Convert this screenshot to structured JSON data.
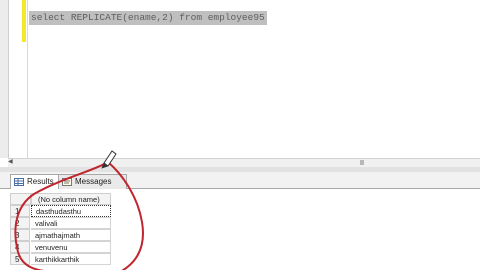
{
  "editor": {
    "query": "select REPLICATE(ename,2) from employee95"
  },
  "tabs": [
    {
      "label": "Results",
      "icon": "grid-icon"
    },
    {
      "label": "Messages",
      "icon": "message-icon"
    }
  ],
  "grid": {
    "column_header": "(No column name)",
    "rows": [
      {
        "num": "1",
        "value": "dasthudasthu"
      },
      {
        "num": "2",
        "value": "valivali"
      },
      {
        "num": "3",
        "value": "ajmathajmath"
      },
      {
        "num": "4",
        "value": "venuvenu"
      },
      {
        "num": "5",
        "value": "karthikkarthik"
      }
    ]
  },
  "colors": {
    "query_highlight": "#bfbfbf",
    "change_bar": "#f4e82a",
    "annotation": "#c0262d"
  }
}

WHAT THE EXERCISE ASKS =>
Go through the data above and transcribe it in full, omitting any image.

THE REPLY =>
Convert this screenshot to structured JSON data.
{
  "editor": {
    "query": "select REPLICATE(ename,2) from employee95"
  },
  "tabs": [
    {
      "label": "Results",
      "icon": "grid-icon"
    },
    {
      "label": "Messages",
      "icon": "message-icon"
    }
  ],
  "grid": {
    "column_header": "(No column name)",
    "rows": [
      {
        "num": "1",
        "value": "dasthudasthu"
      },
      {
        "num": "2",
        "value": "valivali"
      },
      {
        "num": "3",
        "value": "ajmathajmath"
      },
      {
        "num": "4",
        "value": "venuvenu"
      },
      {
        "num": "5",
        "value": "karthikkarthik"
      }
    ]
  },
  "colors": {
    "query_highlight": "#bfbfbf",
    "change_bar": "#f4e82a",
    "annotation": "#c0262d"
  }
}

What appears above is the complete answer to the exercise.